* BEGIN Excerpted data *

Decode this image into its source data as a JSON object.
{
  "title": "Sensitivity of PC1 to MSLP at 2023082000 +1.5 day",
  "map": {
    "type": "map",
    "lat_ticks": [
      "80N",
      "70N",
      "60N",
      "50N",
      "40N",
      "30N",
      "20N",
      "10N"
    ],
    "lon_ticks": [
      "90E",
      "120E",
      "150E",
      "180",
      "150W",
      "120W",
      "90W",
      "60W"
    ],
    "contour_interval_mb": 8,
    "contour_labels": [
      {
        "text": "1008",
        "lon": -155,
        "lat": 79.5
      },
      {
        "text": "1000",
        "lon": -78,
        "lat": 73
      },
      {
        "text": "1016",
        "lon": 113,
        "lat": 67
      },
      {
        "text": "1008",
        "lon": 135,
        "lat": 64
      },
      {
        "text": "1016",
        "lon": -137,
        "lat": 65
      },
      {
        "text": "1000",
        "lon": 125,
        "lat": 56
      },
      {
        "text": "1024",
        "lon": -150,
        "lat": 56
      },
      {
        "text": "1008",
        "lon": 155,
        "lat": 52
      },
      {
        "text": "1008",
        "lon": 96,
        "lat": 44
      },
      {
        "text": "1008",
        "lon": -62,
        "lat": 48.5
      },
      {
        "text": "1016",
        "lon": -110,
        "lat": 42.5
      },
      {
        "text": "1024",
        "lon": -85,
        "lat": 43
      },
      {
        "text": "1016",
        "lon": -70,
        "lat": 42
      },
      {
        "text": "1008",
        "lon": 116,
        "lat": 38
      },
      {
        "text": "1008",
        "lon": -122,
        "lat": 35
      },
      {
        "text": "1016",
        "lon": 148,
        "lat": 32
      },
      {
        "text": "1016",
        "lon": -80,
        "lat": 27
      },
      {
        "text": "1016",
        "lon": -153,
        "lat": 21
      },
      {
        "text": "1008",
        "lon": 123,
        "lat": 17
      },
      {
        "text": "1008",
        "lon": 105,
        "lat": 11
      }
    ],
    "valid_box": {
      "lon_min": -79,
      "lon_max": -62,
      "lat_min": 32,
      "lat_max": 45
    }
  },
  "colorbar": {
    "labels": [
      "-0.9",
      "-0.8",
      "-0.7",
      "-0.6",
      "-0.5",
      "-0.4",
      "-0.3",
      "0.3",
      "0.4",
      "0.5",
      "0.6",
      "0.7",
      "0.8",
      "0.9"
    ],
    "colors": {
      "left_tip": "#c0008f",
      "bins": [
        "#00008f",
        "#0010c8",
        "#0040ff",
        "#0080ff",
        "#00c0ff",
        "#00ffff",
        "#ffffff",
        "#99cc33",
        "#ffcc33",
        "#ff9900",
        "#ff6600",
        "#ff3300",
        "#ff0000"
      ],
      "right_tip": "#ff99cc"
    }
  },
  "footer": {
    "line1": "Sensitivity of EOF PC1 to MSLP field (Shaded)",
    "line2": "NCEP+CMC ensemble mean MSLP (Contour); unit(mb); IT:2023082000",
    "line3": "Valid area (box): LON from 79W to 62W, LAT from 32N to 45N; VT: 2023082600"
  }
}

* END Excerpted data *

Write down the full listing again, exactly.

Decode this image into its source data as a JSON object.
{
  "title": "Sensitivity of PC1 to MSLP at 2023082000 +1.5 day",
  "map": {
    "type": "map",
    "lat_ticks": [
      "80N",
      "70N",
      "60N",
      "50N",
      "40N",
      "30N",
      "20N",
      "10N"
    ],
    "lon_ticks": [
      "90E",
      "120E",
      "150E",
      "180",
      "150W",
      "120W",
      "90W",
      "60W"
    ],
    "contour_interval_mb": 8,
    "contour_labels": [
      {
        "text": "1008",
        "lon": -155,
        "lat": 79.5
      },
      {
        "text": "1000",
        "lon": -78,
        "lat": 73
      },
      {
        "text": "1016",
        "lon": 113,
        "lat": 67
      },
      {
        "text": "1008",
        "lon": 135,
        "lat": 64
      },
      {
        "text": "1016",
        "lon": -137,
        "lat": 65
      },
      {
        "text": "1000",
        "lon": 125,
        "lat": 56
      },
      {
        "text": "1024",
        "lon": -150,
        "lat": 56
      },
      {
        "text": "1008",
        "lon": 155,
        "lat": 52
      },
      {
        "text": "1008",
        "lon": 96,
        "lat": 44
      },
      {
        "text": "1008",
        "lon": -62,
        "lat": 48.5
      },
      {
        "text": "1016",
        "lon": -110,
        "lat": 42.5
      },
      {
        "text": "1024",
        "lon": -85,
        "lat": 43
      },
      {
        "text": "1016",
        "lon": -70,
        "lat": 42
      },
      {
        "text": "1008",
        "lon": 116,
        "lat": 38
      },
      {
        "text": "1008",
        "lon": -122,
        "lat": 35
      },
      {
        "text": "1016",
        "lon": 148,
        "lat": 32
      },
      {
        "text": "1016",
        "lon": -80,
        "lat": 27
      },
      {
        "text": "1016",
        "lon": -153,
        "lat": 21
      },
      {
        "text": "1008",
        "lon": 123,
        "lat": 17
      },
      {
        "text": "1008",
        "lon": 105,
        "lat": 11
      }
    ],
    "valid_box": {
      "lon_min": -79,
      "lon_max": -62,
      "lat_min": 32,
      "lat_max": 45
    }
  },
  "colorbar": {
    "labels": [
      "-0.9",
      "-0.8",
      "-0.7",
      "-0.6",
      "-0.5",
      "-0.4",
      "-0.3",
      "0.3",
      "0.4",
      "0.5",
      "0.6",
      "0.7",
      "0.8",
      "0.9"
    ],
    "colors": {
      "left_tip": "#c0008f",
      "bins": [
        "#00008f",
        "#0010c8",
        "#0040ff",
        "#0080ff",
        "#00c0ff",
        "#00ffff",
        "#ffffff",
        "#99cc33",
        "#ffcc33",
        "#ff9900",
        "#ff6600",
        "#ff3300",
        "#ff0000"
      ],
      "right_tip": "#ff99cc"
    }
  },
  "footer": {
    "line1": "Sensitivity of EOF PC1 to MSLP field (Shaded)",
    "line2": "NCEP+CMC ensemble mean MSLP (Contour); unit(mb); IT:2023082000",
    "line3": "Valid area (box): LON from 79W to 62W, LAT from 32N to 45N; VT: 2023082600"
  }
}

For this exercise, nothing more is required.